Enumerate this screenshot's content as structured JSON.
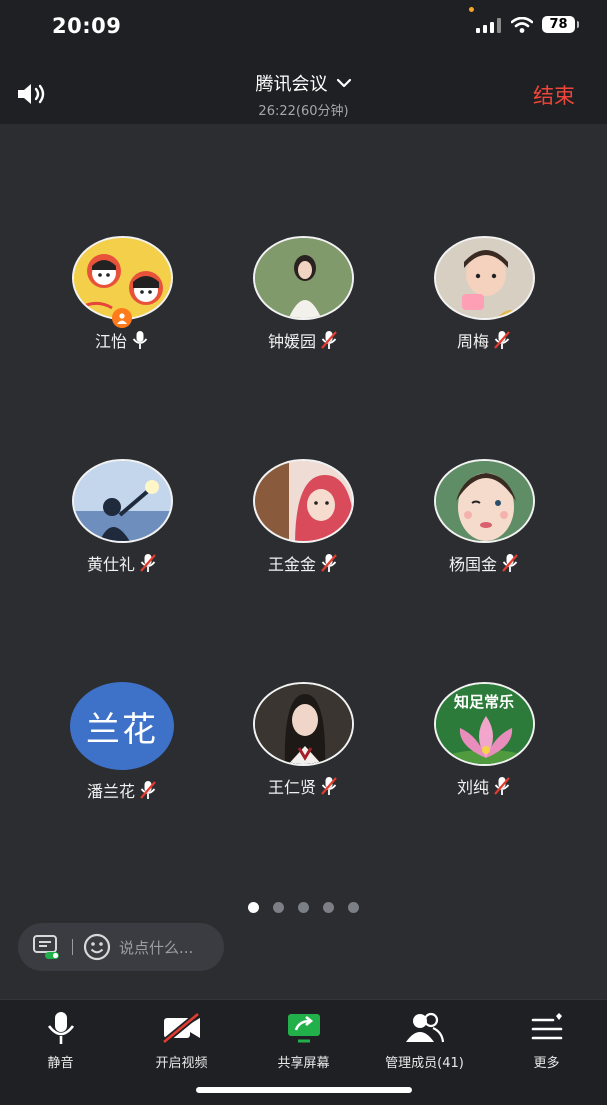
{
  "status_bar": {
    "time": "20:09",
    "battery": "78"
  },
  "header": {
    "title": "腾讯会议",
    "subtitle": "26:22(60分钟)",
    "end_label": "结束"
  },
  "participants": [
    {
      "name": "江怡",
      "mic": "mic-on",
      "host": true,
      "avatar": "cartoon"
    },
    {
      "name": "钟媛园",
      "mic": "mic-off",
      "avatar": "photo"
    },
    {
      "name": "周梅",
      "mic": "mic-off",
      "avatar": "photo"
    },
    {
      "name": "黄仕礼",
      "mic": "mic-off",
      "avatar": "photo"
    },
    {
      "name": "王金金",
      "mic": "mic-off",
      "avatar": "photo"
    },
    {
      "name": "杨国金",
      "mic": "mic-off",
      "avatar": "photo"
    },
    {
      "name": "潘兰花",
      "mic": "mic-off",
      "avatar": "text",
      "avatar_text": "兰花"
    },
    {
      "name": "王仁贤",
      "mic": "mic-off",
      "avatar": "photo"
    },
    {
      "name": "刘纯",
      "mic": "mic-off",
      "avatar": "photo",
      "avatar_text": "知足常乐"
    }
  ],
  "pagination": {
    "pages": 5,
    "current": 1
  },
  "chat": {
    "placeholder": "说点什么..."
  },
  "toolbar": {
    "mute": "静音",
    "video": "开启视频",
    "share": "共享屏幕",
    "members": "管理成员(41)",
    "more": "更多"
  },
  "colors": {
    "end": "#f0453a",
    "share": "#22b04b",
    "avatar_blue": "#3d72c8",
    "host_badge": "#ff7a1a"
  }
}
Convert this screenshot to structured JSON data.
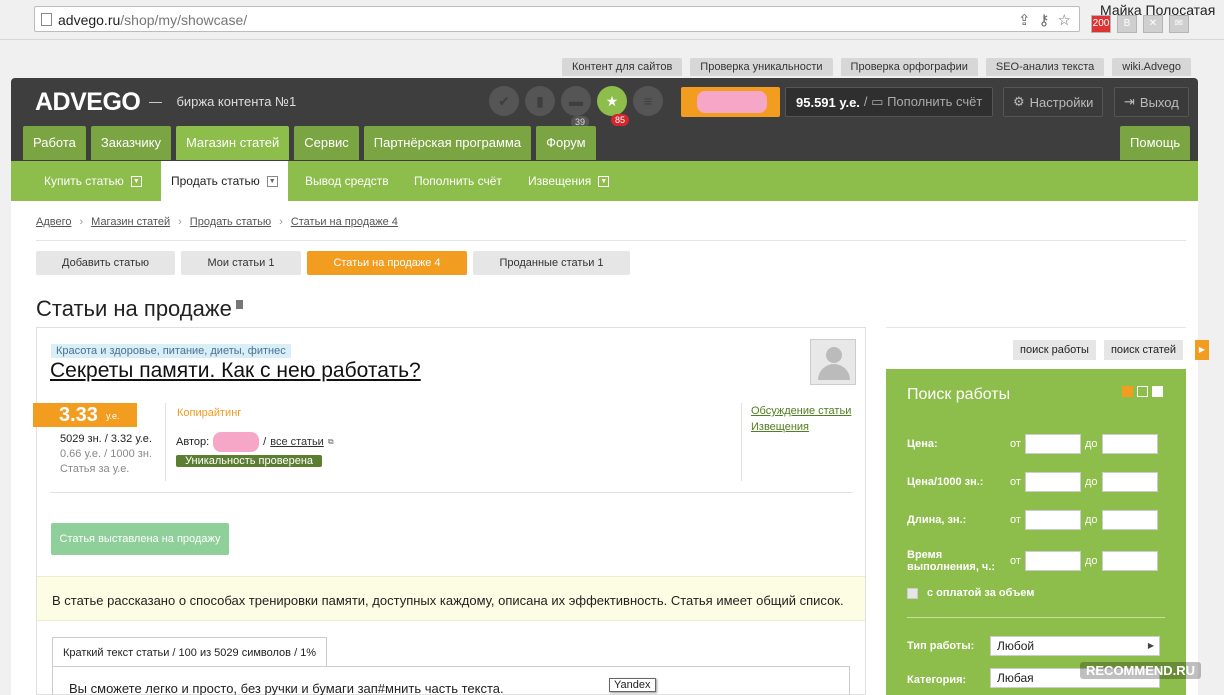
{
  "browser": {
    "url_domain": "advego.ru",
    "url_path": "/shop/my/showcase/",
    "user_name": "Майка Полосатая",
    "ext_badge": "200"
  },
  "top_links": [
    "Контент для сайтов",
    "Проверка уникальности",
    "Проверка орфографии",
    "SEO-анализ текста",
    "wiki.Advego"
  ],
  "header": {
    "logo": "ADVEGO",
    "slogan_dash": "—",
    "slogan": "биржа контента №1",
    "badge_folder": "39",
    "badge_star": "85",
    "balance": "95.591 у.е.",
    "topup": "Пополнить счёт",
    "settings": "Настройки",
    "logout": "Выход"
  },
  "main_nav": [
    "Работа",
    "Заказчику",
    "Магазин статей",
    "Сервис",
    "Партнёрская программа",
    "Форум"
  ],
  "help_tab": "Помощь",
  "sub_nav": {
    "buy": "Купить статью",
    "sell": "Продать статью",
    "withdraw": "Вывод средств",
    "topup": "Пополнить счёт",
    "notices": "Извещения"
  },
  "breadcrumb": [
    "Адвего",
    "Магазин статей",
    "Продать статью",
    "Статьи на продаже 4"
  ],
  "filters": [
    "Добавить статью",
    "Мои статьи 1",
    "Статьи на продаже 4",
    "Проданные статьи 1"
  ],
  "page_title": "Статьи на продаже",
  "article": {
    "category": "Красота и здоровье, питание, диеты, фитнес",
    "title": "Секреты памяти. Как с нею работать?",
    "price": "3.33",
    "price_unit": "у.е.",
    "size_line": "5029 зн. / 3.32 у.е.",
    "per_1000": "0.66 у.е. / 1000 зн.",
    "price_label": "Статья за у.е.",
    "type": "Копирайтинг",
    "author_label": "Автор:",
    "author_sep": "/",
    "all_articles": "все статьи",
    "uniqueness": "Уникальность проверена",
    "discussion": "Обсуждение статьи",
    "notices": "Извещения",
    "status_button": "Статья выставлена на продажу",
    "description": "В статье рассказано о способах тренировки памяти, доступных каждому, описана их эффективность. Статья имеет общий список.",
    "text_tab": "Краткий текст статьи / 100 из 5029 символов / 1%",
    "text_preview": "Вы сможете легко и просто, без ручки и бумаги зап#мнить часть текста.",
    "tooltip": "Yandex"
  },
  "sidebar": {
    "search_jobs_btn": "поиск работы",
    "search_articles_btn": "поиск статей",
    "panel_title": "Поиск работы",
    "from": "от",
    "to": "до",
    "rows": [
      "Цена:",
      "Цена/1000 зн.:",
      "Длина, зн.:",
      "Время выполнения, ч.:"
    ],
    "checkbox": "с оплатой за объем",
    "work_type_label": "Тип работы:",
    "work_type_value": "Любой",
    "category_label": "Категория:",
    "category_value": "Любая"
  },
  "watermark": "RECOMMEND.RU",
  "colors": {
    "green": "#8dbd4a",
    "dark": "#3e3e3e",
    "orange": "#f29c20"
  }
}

• [Task directions] Return all of the entries word for word, but omit the pictures.

• [Response to the exercise]
Enumerate this screenshot's content as structured JSON.
{
  "status_bar": {
    "time": "20:09",
    "battery": "78"
  },
  "header": {
    "title": "腾讯会议",
    "subtitle": "26:22(60分钟)",
    "end_label": "结束"
  },
  "participants": [
    {
      "name": "江怡",
      "mic": "mic-on",
      "host": true,
      "avatar": "cartoon"
    },
    {
      "name": "钟媛园",
      "mic": "mic-off",
      "avatar": "photo"
    },
    {
      "name": "周梅",
      "mic": "mic-off",
      "avatar": "photo"
    },
    {
      "name": "黄仕礼",
      "mic": "mic-off",
      "avatar": "photo"
    },
    {
      "name": "王金金",
      "mic": "mic-off",
      "avatar": "photo"
    },
    {
      "name": "杨国金",
      "mic": "mic-off",
      "avatar": "photo"
    },
    {
      "name": "潘兰花",
      "mic": "mic-off",
      "avatar": "text",
      "avatar_text": "兰花"
    },
    {
      "name": "王仁贤",
      "mic": "mic-off",
      "avatar": "photo"
    },
    {
      "name": "刘纯",
      "mic": "mic-off",
      "avatar": "photo",
      "avatar_text": "知足常乐"
    }
  ],
  "pagination": {
    "pages": 5,
    "current": 1
  },
  "chat": {
    "placeholder": "说点什么..."
  },
  "toolbar": {
    "mute": "静音",
    "video": "开启视频",
    "share": "共享屏幕",
    "members": "管理成员(41)",
    "more": "更多"
  },
  "colors": {
    "end": "#f0453a",
    "share": "#22b04b",
    "avatar_blue": "#3d72c8",
    "host_badge": "#ff7a1a"
  }
}
Convert this screenshot to structured JSON data.
{
  "browser": {
    "url_domain": "advego.ru",
    "url_path": "/shop/my/showcase/",
    "user_name": "Майка Полосатая",
    "ext_badge": "200"
  },
  "top_links": [
    "Контент для сайтов",
    "Проверка уникальности",
    "Проверка орфографии",
    "SEO-анализ текста",
    "wiki.Advego"
  ],
  "header": {
    "logo": "ADVEGO",
    "slogan_dash": "—",
    "slogan": "биржа контента №1",
    "badge_folder": "39",
    "badge_star": "85",
    "balance": "95.591 у.е.",
    "topup": "Пополнить счёт",
    "settings": "Настройки",
    "logout": "Выход"
  },
  "main_nav": [
    "Работа",
    "Заказчику",
    "Магазин статей",
    "Сервис",
    "Партнёрская программа",
    "Форум"
  ],
  "help_tab": "Помощь",
  "sub_nav": {
    "buy": "Купить статью",
    "sell": "Продать статью",
    "withdraw": "Вывод средств",
    "topup": "Пополнить счёт",
    "notices": "Извещения"
  },
  "breadcrumb": [
    "Адвего",
    "Магазин статей",
    "Продать статью",
    "Статьи на продаже 4"
  ],
  "filters": [
    "Добавить статью",
    "Мои статьи 1",
    "Статьи на продаже 4",
    "Проданные статьи 1"
  ],
  "page_title": "Статьи на продаже",
  "article": {
    "category": "Красота и здоровье, питание, диеты, фитнес",
    "title": "Секреты памяти. Как с нею работать?",
    "price": "3.33",
    "price_unit": "у.е.",
    "size_line": "5029 зн. / 3.32 у.е.",
    "per_1000": "0.66 у.е. / 1000 зн.",
    "price_label": "Статья за у.е.",
    "type": "Копирайтинг",
    "author_label": "Автор:",
    "author_sep": "/",
    "all_articles": "все статьи",
    "uniqueness": "Уникальность проверена",
    "discussion": "Обсуждение статьи",
    "notices": "Извещения",
    "status_button": "Статья выставлена на продажу",
    "description": "В статье рассказано о способах тренировки памяти, доступных каждому, описана их эффективность. Статья имеет общий список.",
    "text_tab": "Краткий текст статьи / 100 из 5029 символов / 1%",
    "text_preview": "Вы сможете легко и просто, без ручки и бумаги зап#мнить часть текста.",
    "tooltip": "Yandex"
  },
  "sidebar": {
    "search_jobs_btn": "поиск работы",
    "search_articles_btn": "поиск статей",
    "panel_title": "Поиск работы",
    "from": "от",
    "to": "до",
    "rows": [
      "Цена:",
      "Цена/1000 зн.:",
      "Длина, зн.:",
      "Время выполнения, ч.:"
    ],
    "checkbox": "с оплатой за объем",
    "work_type_label": "Тип работы:",
    "work_type_value": "Любой",
    "category_label": "Категория:",
    "category_value": "Любая"
  },
  "watermark": "RECOMMEND.RU",
  "colors": {
    "green": "#8dbd4a",
    "dark": "#3e3e3e",
    "orange": "#f29c20"
  }
}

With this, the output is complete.